## Material supplied
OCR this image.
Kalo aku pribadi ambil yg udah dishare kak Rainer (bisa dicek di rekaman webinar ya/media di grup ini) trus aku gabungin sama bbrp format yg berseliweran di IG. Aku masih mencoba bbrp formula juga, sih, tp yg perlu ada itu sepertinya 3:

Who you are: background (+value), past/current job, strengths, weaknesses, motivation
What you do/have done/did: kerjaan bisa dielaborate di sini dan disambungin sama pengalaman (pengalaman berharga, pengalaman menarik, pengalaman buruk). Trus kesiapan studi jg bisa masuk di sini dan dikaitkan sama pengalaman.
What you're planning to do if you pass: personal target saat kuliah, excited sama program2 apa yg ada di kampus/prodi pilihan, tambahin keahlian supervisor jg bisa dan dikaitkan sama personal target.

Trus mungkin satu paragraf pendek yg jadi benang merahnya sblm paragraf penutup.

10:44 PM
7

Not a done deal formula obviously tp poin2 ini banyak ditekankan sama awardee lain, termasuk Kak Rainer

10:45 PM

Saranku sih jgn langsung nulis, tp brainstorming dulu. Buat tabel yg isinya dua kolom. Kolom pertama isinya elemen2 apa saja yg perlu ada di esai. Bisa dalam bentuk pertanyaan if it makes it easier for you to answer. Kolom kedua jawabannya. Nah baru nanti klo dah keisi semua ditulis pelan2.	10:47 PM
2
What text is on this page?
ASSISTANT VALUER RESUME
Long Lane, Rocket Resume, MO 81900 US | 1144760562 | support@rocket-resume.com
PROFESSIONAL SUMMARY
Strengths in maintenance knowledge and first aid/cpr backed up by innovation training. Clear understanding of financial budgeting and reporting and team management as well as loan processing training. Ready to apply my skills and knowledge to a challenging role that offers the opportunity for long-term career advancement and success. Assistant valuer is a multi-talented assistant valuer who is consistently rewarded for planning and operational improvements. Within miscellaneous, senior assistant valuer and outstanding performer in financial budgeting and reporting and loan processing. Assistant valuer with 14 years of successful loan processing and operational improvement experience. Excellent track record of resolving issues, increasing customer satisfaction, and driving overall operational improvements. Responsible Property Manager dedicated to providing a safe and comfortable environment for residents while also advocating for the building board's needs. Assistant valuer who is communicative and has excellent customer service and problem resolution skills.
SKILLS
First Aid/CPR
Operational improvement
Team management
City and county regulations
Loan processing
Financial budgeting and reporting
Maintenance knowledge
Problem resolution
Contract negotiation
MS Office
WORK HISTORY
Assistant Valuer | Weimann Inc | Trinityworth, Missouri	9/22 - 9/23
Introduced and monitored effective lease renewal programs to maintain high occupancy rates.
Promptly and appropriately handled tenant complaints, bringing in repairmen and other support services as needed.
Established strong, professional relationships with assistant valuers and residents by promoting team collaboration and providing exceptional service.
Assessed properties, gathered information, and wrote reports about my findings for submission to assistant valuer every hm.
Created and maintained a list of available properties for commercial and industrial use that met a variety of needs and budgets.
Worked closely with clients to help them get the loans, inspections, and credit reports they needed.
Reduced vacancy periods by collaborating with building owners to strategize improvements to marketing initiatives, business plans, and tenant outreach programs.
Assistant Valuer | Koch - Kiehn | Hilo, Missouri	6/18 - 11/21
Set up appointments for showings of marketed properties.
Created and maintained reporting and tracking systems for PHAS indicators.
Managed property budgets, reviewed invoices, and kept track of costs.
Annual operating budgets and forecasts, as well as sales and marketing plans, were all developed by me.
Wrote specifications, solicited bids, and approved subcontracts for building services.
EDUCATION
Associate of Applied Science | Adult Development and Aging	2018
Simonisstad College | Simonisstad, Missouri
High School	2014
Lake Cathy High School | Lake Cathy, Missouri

## Goal
Give the count of lines that hold the word "plans", with nothing added.

## Expected output
2